-- begin Dataset records --
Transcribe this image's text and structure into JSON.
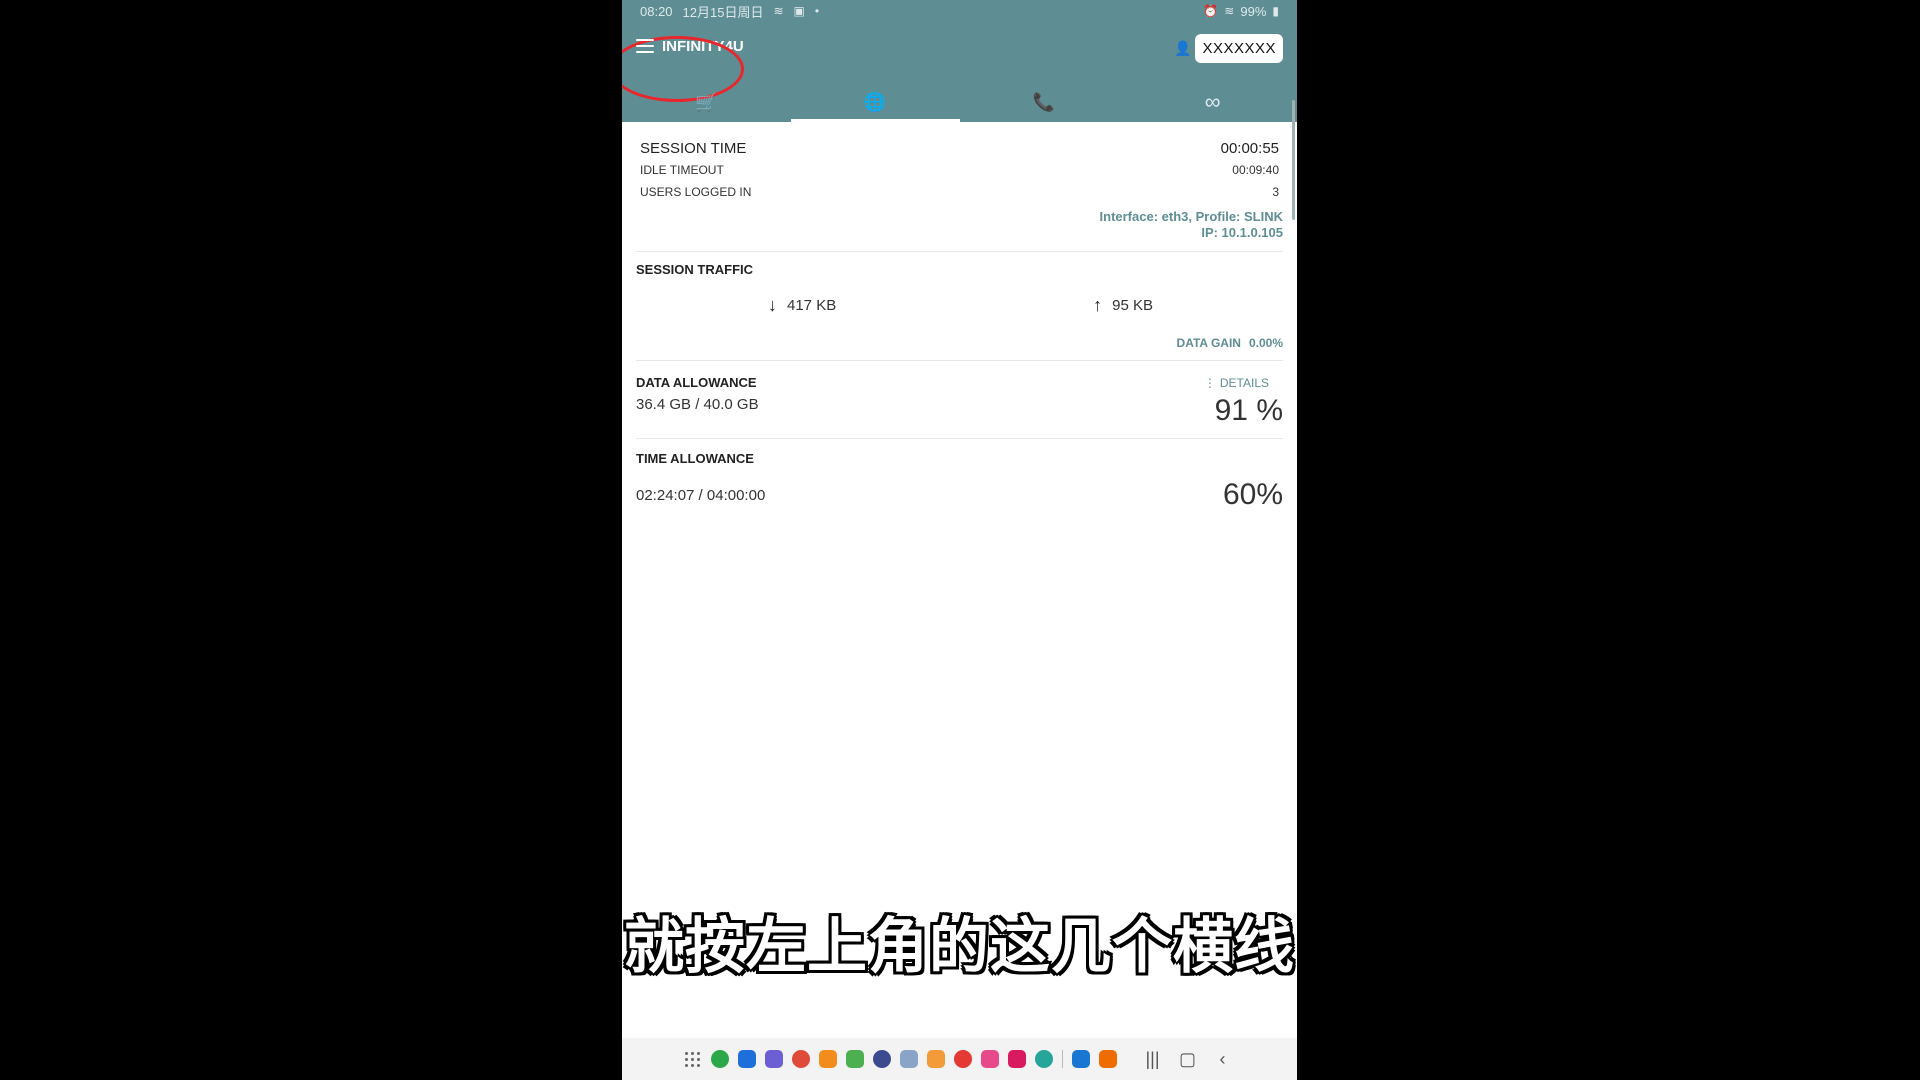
{
  "status_bar": {
    "time": "08:20",
    "date": "12月15日周日",
    "battery": "99%"
  },
  "header": {
    "brand": "INFINITY4U",
    "username": "XXXXXXX"
  },
  "tabs": [
    {
      "icon": "cart-icon",
      "glyph": "🛒"
    },
    {
      "icon": "globe-icon",
      "glyph": "🌐"
    },
    {
      "icon": "phone-icon",
      "glyph": "📞"
    },
    {
      "icon": "infinity-icon",
      "glyph": "∞"
    }
  ],
  "session": {
    "time_label": "SESSION TIME",
    "time_value": "00:00:55",
    "idle_label": "IDLE TIMEOUT",
    "idle_value": "00:09:40",
    "users_label": "USERS LOGGED IN",
    "users_value": "3",
    "interface_line": "Interface: eth3, Profile: SLINK",
    "ip_line": "IP: 10.1.0.105"
  },
  "traffic": {
    "title": "SESSION TRAFFIC",
    "download": "417 KB",
    "upload": "95 KB",
    "gain_label": "DATA GAIN",
    "gain_value": "0.00%"
  },
  "data_allowance": {
    "title": "DATA ALLOWANCE",
    "details_label": "DETAILS",
    "amount": "36.4 GB / 40.0 GB",
    "percent": "91 %"
  },
  "time_allowance": {
    "title": "TIME ALLOWANCE",
    "amount": "02:24:07 / 04:00:00",
    "percent": "60%"
  },
  "subtitle": "就按左上角的这几个横线",
  "colors": {
    "accent": "#5e8e94",
    "annotation_circle": "#e8262b"
  },
  "dock_apps": [
    "#2aa84a",
    "#1e6fd9",
    "#6b5fd3",
    "#e04a3a",
    "#f28c1c",
    "#4caf50",
    "#3c4b8f",
    "#8aa4c8",
    "#f29b38",
    "#e53935",
    "#e64a8a",
    "#d81b60",
    "#26a69a",
    "#1976d2",
    "#ef6c00"
  ]
}
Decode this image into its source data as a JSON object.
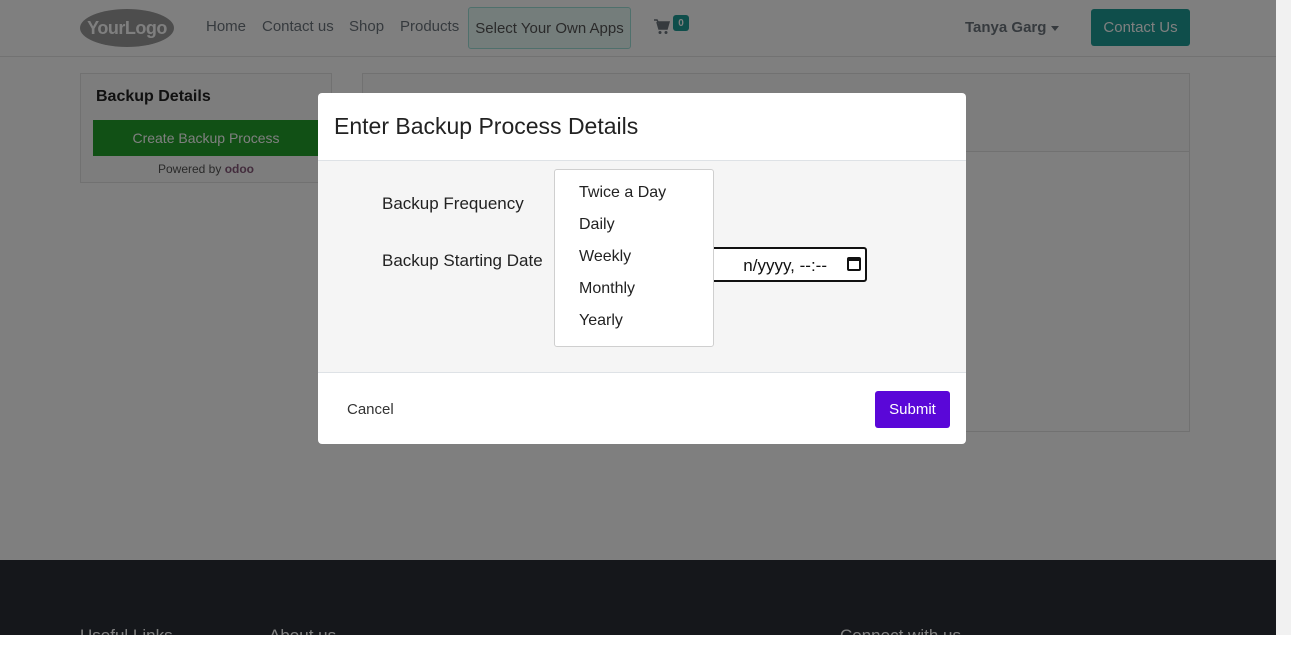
{
  "navbar": {
    "logo_text": "YourLogo",
    "links": [
      "Home",
      "Contact us",
      "Shop",
      "Products"
    ],
    "apps_label": "Select Your Own Apps",
    "cart_icon": "shopping-cart-icon",
    "cart_count": "0",
    "user_name": "Tanya Garg",
    "contact_button": "Contact Us",
    "accent_color": "#1e9c96"
  },
  "sidebar": {
    "title": "Backup Details",
    "create_button": "Create Backup Process",
    "powered_by": "Powered by",
    "powered_brand": "odoo"
  },
  "modal": {
    "title": "Enter Backup Process Details",
    "frequency_label": "Backup Frequency",
    "start_date_label": "Backup Starting Date",
    "start_date_visible_text": "n/yyyy, --:--",
    "frequency_options": [
      "Twice a Day",
      "Daily",
      "Weekly",
      "Monthly",
      "Yearly"
    ],
    "cancel_label": "Cancel",
    "submit_label": "Submit",
    "submit_color": "#5a07d8"
  },
  "footer": {
    "headings": [
      "Useful Links",
      "About us",
      "Connect with us"
    ]
  }
}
-- end Dataset records --
• _What you need to do_
Out of the preceding entries, pull every line containing the string "this".

• _Task output_
Transcribe this image's text and structure into JSON.
Decode this image into its source data as a JSON object.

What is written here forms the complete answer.